The problem:
From the listing below, select every line where the word "degrees" appears.

Given entries:

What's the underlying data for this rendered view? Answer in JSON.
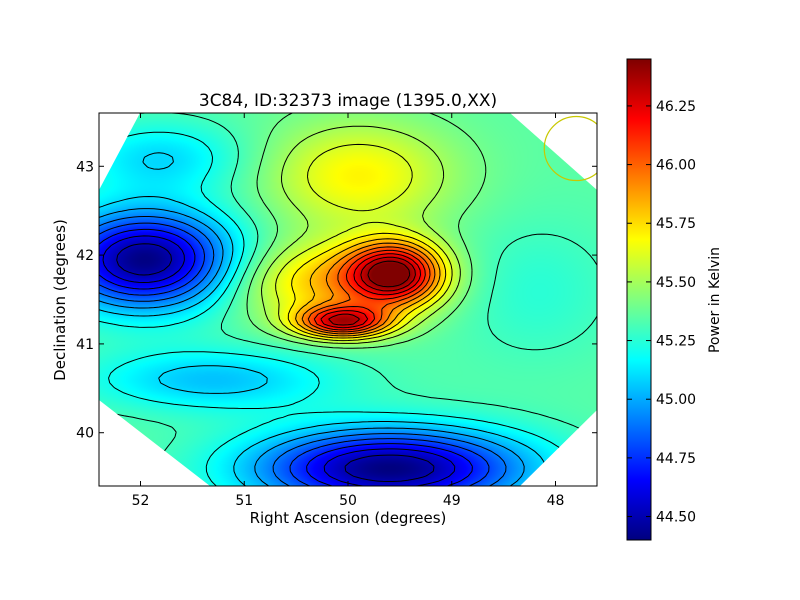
{
  "chart_data": {
    "type": "heatmap",
    "title": "3C84, ID:32373 image (1395.0,XX)",
    "xlabel": "Right Ascension (degrees)",
    "ylabel": "Declination (degrees)",
    "xlim": [
      52.4,
      47.6
    ],
    "ylim": [
      39.4,
      43.6
    ],
    "x_axis_inverted": true,
    "x_ticks": [
      "52",
      "51",
      "50",
      "49",
      "48"
    ],
    "x_tick_values": [
      52,
      51,
      50,
      49,
      48
    ],
    "y_ticks": [
      "40",
      "41",
      "42",
      "43"
    ],
    "y_tick_values": [
      40,
      41,
      42,
      43
    ],
    "colorbar": {
      "label": "Power in Kelvin",
      "range": [
        44.4,
        46.45
      ],
      "ticks": [
        "44.50",
        "44.75",
        "45.00",
        "45.25",
        "45.50",
        "45.75",
        "46.00",
        "46.25"
      ],
      "tick_values": [
        44.5,
        44.75,
        45.0,
        45.25,
        45.5,
        45.75,
        46.0,
        46.25
      ],
      "colormap": "jet"
    },
    "features": [
      {
        "kind": "peak",
        "ra": 49.55,
        "dec": 41.8,
        "value": 46.45
      },
      {
        "kind": "peak",
        "ra": 50.05,
        "dec": 41.25,
        "value": 46.4
      },
      {
        "kind": "minimum",
        "ra": 51.95,
        "dec": 41.95,
        "value": 44.4
      },
      {
        "kind": "minimum",
        "ra": 49.5,
        "dec": 39.6,
        "value": 44.4
      }
    ],
    "contours": "on",
    "beam_circle": {
      "ra": 47.8,
      "dec": 43.2,
      "color": "#c8c800"
    }
  }
}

Exercise output:
    "xlabel": "Right Ascension (degrees)",
    "ylabel": "Declination (degrees)",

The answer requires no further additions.